## [What you will do]
Transcribe the listing exactly, leaving out every picture.

## [Input records]

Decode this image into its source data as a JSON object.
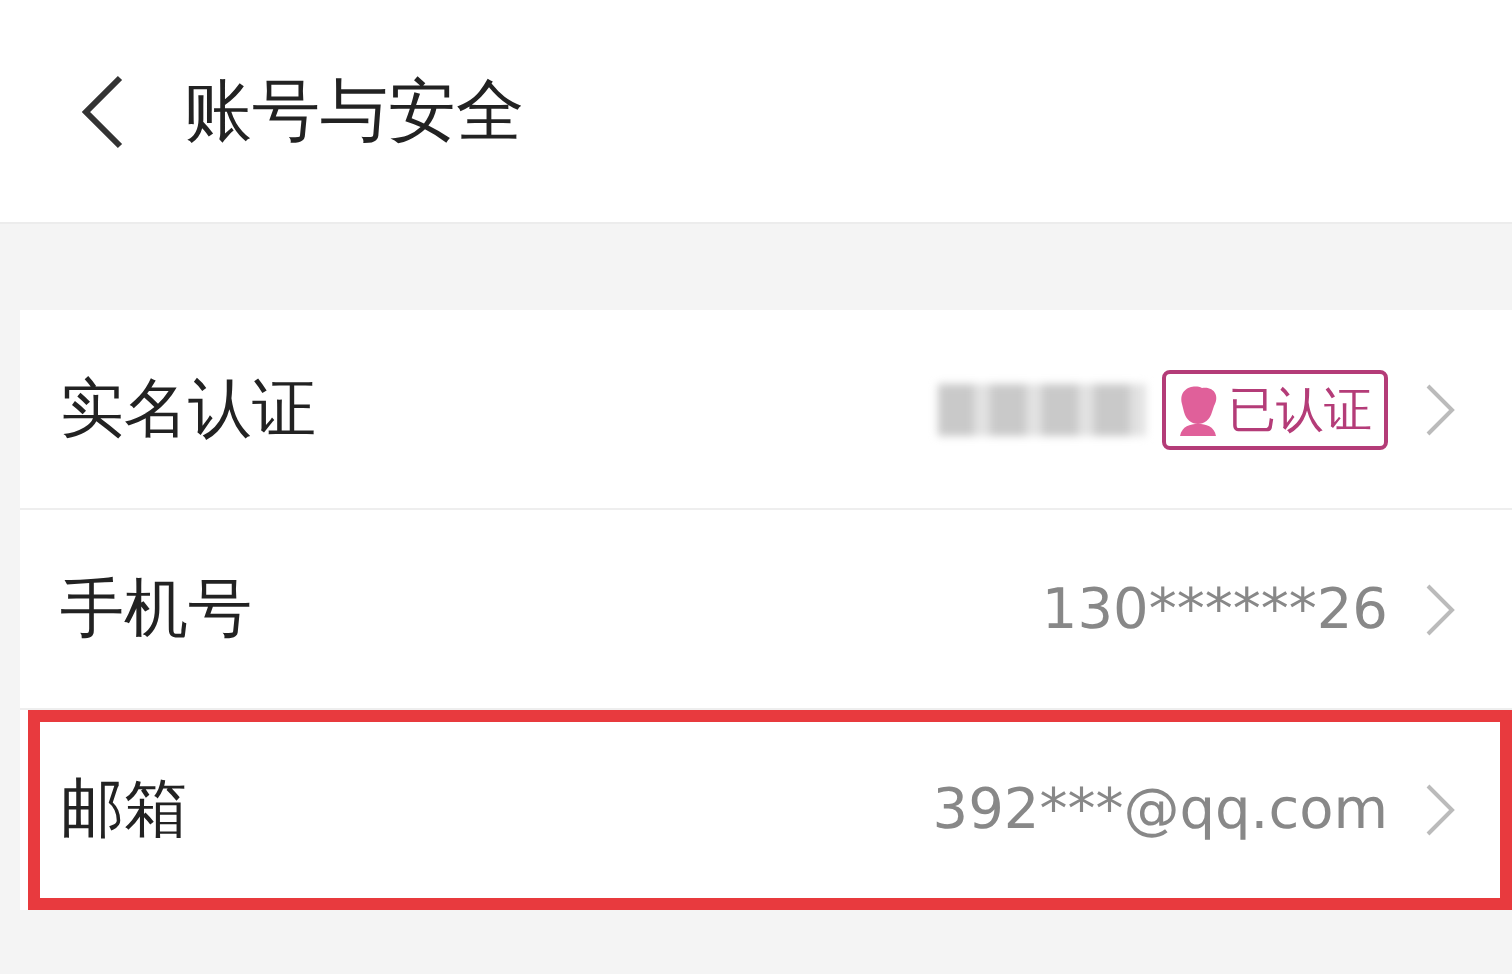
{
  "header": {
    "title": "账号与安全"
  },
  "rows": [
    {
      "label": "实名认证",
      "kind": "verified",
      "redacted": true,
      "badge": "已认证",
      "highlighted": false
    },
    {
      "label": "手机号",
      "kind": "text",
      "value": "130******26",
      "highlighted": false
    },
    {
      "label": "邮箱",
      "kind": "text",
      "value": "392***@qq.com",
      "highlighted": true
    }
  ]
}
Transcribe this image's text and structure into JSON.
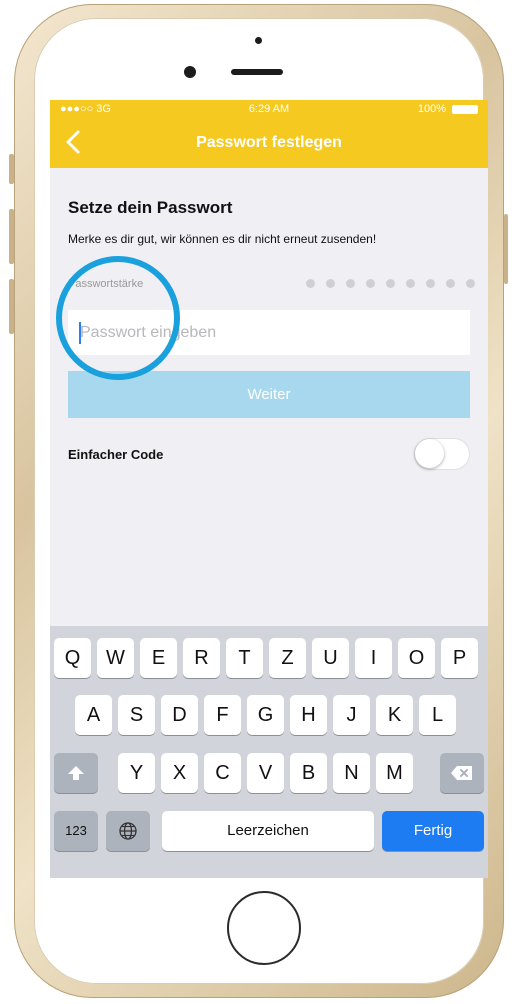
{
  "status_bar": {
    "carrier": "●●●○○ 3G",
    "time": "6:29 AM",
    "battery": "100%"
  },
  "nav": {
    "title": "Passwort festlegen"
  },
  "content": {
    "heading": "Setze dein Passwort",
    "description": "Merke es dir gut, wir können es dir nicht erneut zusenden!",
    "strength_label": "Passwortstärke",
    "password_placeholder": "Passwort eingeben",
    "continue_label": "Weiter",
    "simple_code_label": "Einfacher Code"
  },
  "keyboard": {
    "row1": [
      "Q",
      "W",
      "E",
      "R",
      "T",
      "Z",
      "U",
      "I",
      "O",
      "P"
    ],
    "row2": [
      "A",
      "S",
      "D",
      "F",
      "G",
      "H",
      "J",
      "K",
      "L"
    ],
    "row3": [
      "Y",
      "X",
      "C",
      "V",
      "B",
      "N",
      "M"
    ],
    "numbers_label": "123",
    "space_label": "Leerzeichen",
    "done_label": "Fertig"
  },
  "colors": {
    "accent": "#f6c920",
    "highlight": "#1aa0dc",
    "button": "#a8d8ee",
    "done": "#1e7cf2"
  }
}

## [Solution]
Decode this image into its source data as a JSON object.
{
  "header": {
    "title": "账号与安全"
  },
  "rows": [
    {
      "label": "实名认证",
      "kind": "verified",
      "redacted": true,
      "badge": "已认证",
      "highlighted": false
    },
    {
      "label": "手机号",
      "kind": "text",
      "value": "130******26",
      "highlighted": false
    },
    {
      "label": "邮箱",
      "kind": "text",
      "value": "392***@qq.com",
      "highlighted": true
    }
  ]
}
Transcribe this image's text and structure into JSON.
{
  "status_bar": {
    "carrier": "●●●○○ 3G",
    "time": "6:29 AM",
    "battery": "100%"
  },
  "nav": {
    "title": "Passwort festlegen"
  },
  "content": {
    "heading": "Setze dein Passwort",
    "description": "Merke es dir gut, wir können es dir nicht erneut zusenden!",
    "strength_label": "Passwortstärke",
    "password_placeholder": "Passwort eingeben",
    "continue_label": "Weiter",
    "simple_code_label": "Einfacher Code"
  },
  "keyboard": {
    "row1": [
      "Q",
      "W",
      "E",
      "R",
      "T",
      "Z",
      "U",
      "I",
      "O",
      "P"
    ],
    "row2": [
      "A",
      "S",
      "D",
      "F",
      "G",
      "H",
      "J",
      "K",
      "L"
    ],
    "row3": [
      "Y",
      "X",
      "C",
      "V",
      "B",
      "N",
      "M"
    ],
    "numbers_label": "123",
    "space_label": "Leerzeichen",
    "done_label": "Fertig"
  },
  "colors": {
    "accent": "#f6c920",
    "highlight": "#1aa0dc",
    "button": "#a8d8ee",
    "done": "#1e7cf2"
  }
}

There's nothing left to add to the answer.